Short problem: Return all lines from the listing below in which the string "this" occurs.

** Begin Dataset extract **

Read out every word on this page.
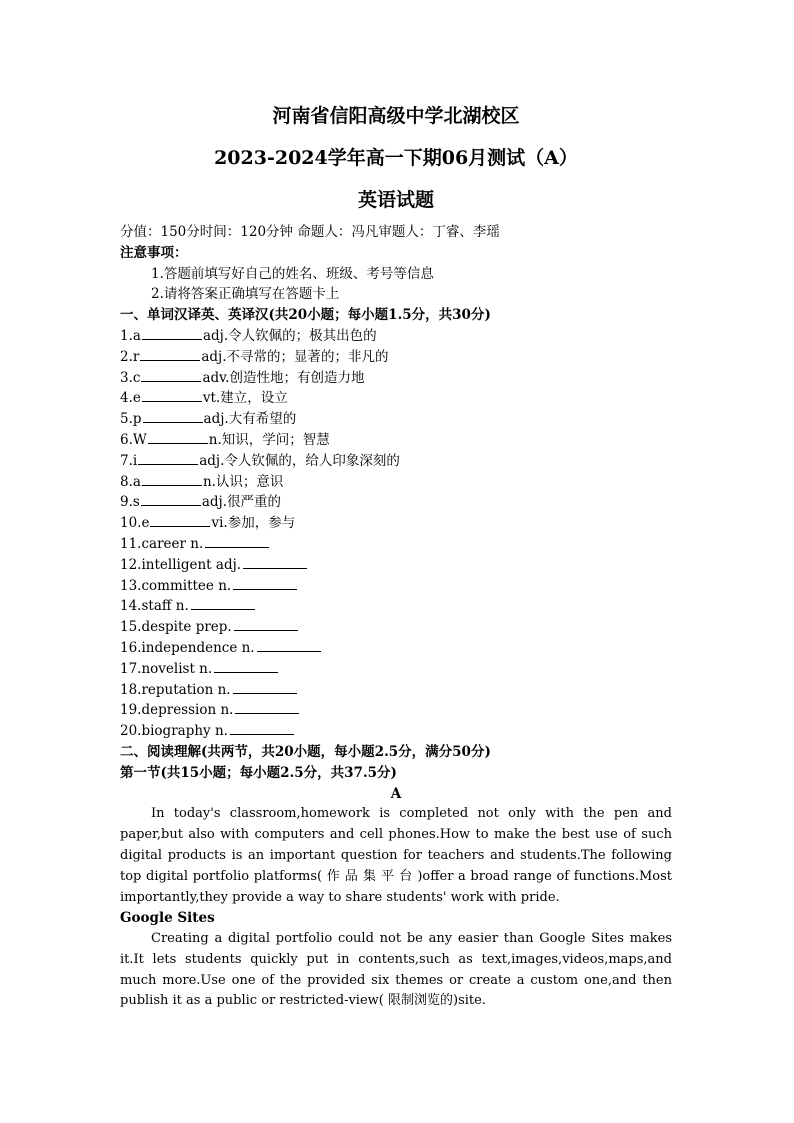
河南省信阳高级中学北湖校区
2023-2024学年高一下期06月测试（A）
英语试题
分值：150分时间：120分钟 命题人：冯凡审题人：丁睿、李瑶
注意事项：
1.答题前填写好自己的姓名、班级、考号等信息
2.请将答案正确填写在答题卡上
一、单词汉译英、英译汉(共20小题；每小题1.5分，共30分)
1.a	adj.令人钦佩的；极其出色的
2.r	adj.不寻常的；显著的；非凡的
3.c	adv.创造性地；有创造力地
4.e	vt.建立，设立
5.p	adj.大有希望的
6.W	n.知识，学问；智慧
7.i	adj.令人钦佩的，给人印象深刻的
8.a	n.认识；意识
9.s	adj.很严重的
10.e	vi.参加，参与
11.career n.
12.intelligent adj.
13.committee n.
14.staff n.
15.despite prep.
16.independence n.
17.novelist n.
18.reputation n.
19.depression n.
20.biography n.
二、阅读理解(共两节，共20小题，每小题2.5分，满分50分)
第一节(共15小题；每小题2.5分，共37.5分)
A

In today's classroom,homework is completed not only with the pen and paper,but also with computers and cell phones.How to make the best use of such digital products is an important question for teachers and students.The following top digital portfolio platforms( 作 品 集 平 台 )offer a broad range of functions.Most importantly,they provide a way to share students' work with pride.

Google Sites

Creating a digital portfolio could not be any easier than Google Sites makes it.It lets students quickly put in contents,such as text,images,videos,maps,and much more.Use one of the provided six themes or create a custom one,and then publish it as a public or restricted-view( 限制浏览的)site.
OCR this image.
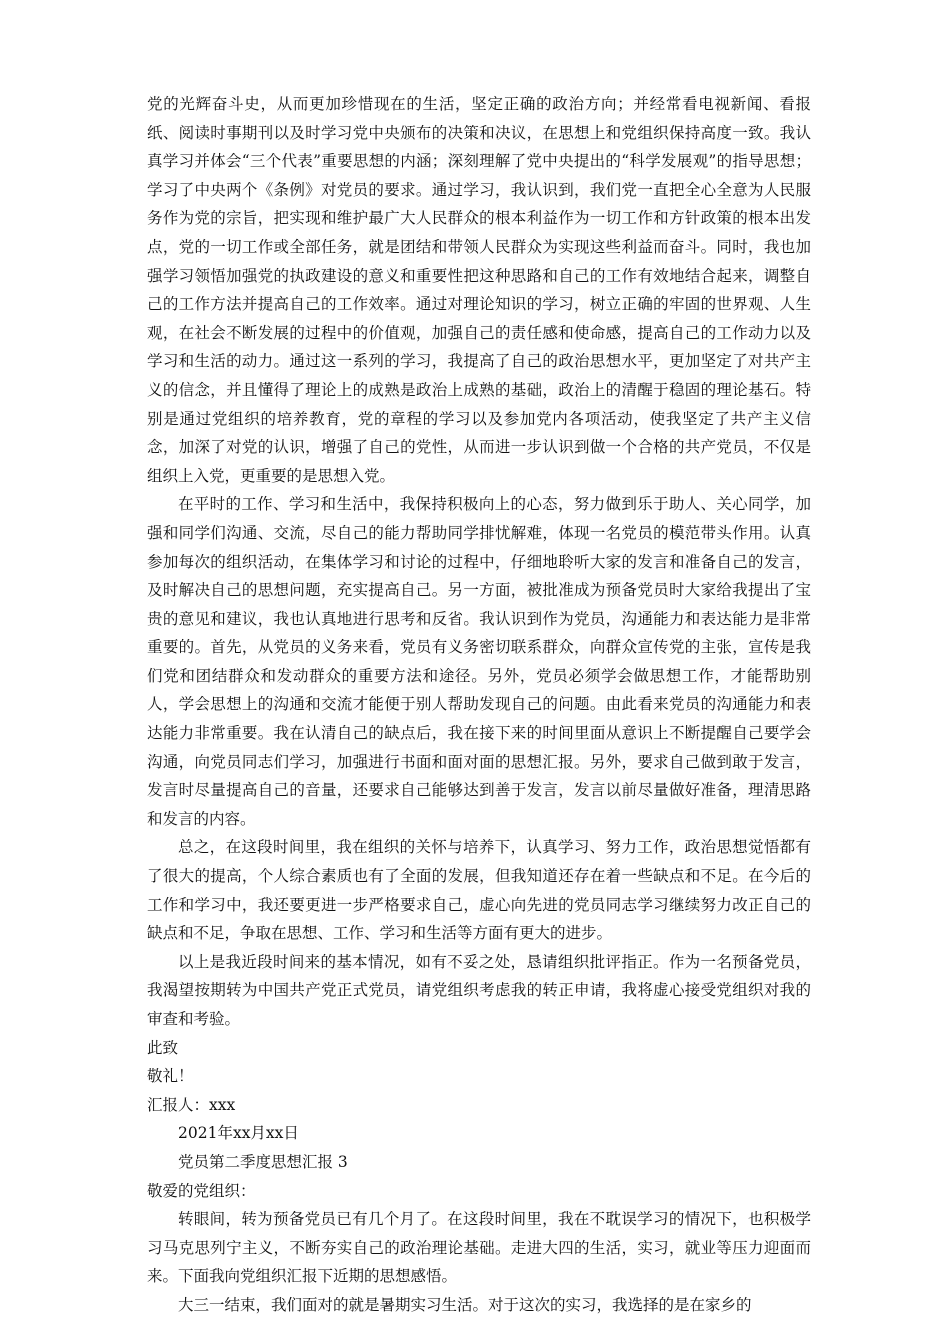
党的光辉奋斗史，从而更加珍惜现在的生活，坚定正确的政治方向；并经常看电视新闻、看报纸、阅读时事期刊以及时学习党中央颁布的决策和决议，在思想上和党组织保持高度一致。我认真学习并体会“三个代表”重要思想的内涵；深刻理解了党中央提出的“科学发展观”的指导思想；学习了中央两个《条例》对党员的要求。通过学习，我认识到，我们党一直把全心全意为人民服务作为党的宗旨，把实现和维护最广大人民群众的根本利益作为一切工作和方针政策的根本出发点，党的一切工作或全部任务，就是团结和带领人民群众为实现这些利益而奋斗。同时，我也加强学习领悟加强党的执政建设的意义和重要性把这种思路和自己的工作有效地结合起来，调整自己的工作方法并提高自己的工作效率。通过对理论知识的学习，树立正确的牢固的世界观、人生观，在社会不断发展的过程中的价值观，加强自己的责任感和使命感，提高自己的工作动力以及学习和生活的动力。通过这一系列的学习，我提高了自己的政治思想水平，更加坚定了对共产主义的信念，并且懂得了理论上的成熟是政治上成熟的基础，政治上的清醒于稳固的理论基石。特别是通过党组织的培养教育，党的章程的学习以及参加党内各项活动，使我坚定了共产主义信念，加深了对党的认识，增强了自己的党性，从而进一步认识到做一个合格的共产党员，不仅是组织上入党，更重要的是思想入党。

在平时的工作、学习和生活中，我保持积极向上的心态，努力做到乐于助人、关心同学，加强和同学们沟通、交流，尽自己的能力帮助同学排忧解难，体现一名党员的模范带头作用。认真参加每次的组织活动，在集体学习和讨论的过程中，仔细地聆听大家的发言和准备自己的发言，及时解决自己的思想问题，充实提高自己。另一方面，被批准成为预备党员时大家给我提出了宝贵的意见和建议，我也认真地进行思考和反省。我认识到作为党员，沟通能力和表达能力是非常重要的。首先，从党员的义务来看，党员有义务密切联系群众，向群众宣传党的主张，宣传是我们党和团结群众和发动群众的重要方法和途径。另外，党员必须学会做思想工作，才能帮助别人，学会思想上的沟通和交流才能便于别人帮助发现自己的问题。由此看来党员的沟通能力和表达能力非常重要。我在认清自己的缺点后，我在接下来的时间里面从意识上不断提醒自己要学会沟通，向党员同志们学习，加强进行书面和面对面的思想汇报。另外，要求自己做到敢于发言，发言时尽量提高自己的音量，还要求自己能够达到善于发言，发言以前尽量做好准备，理清思路和发言的内容。

总之，在这段时间里，我在组织的关怀与培养下，认真学习、努力工作，政治思想觉悟都有了很大的提高，个人综合素质也有了全面的发展，但我知道还存在着一些缺点和不足。在今后的工作和学习中，我还要更进一步严格要求自己，虚心向先进的党员同志学习继续努力改正自己的缺点和不足，争取在思想、工作、学习和生活等方面有更大的进步。

以上是我近段时间来的基本情况，如有不妥之处，恳请组织批评指正。作为一名预备党员，我渴望按期转为中国共产党正式党员，请党组织考虑我的转正申请，我将虚心接受党组织对我的审查和考验。

此致

敬礼！

汇报人：xxx

2021年xx月xx日

党员第二季度思想汇报 3

敬爱的党组织：

转眼间，转为预备党员已有几个月了。在这段时间里，我在不耽误学习的情况下，也积极学习马克思列宁主义，不断夯实自己的政治理论基础。走进大四的生活，实习，就业等压力迎面而来。下面我向党组织汇报下近期的思想感悟。

大三一结束，我们面对的就是暑期实习生活。对于这次的实习，我选择的是在家乡的
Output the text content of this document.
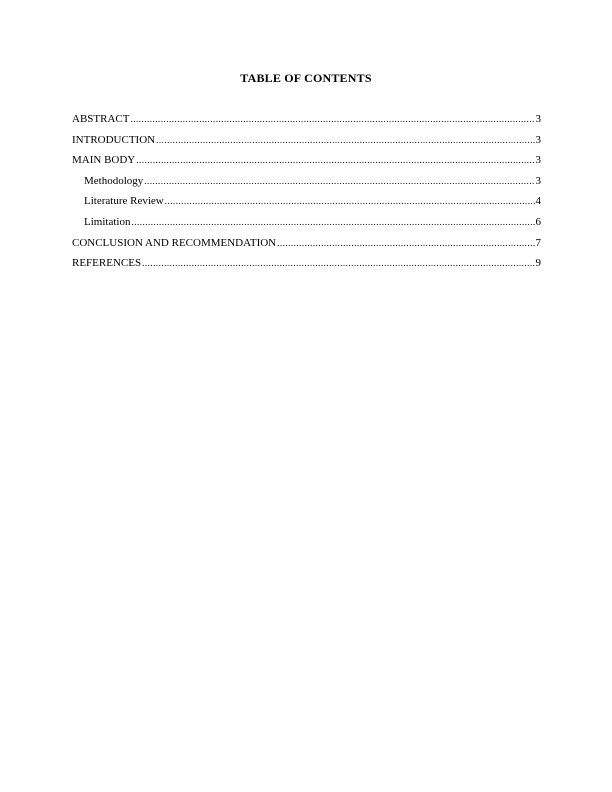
TABLE OF CONTENTS
ABSTRACT .....	3
INTRODUCTION .....	3
MAIN BODY .....	3
Methodology .....	3
Literature Review .....	4
Limitation .....	6
CONCLUSION AND RECOMMENDATION .....	7
REFERENCES .....	9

** End Dataset extract **

Task result:
Read out every word on this page.
OCR this image.
Output the text content of this document.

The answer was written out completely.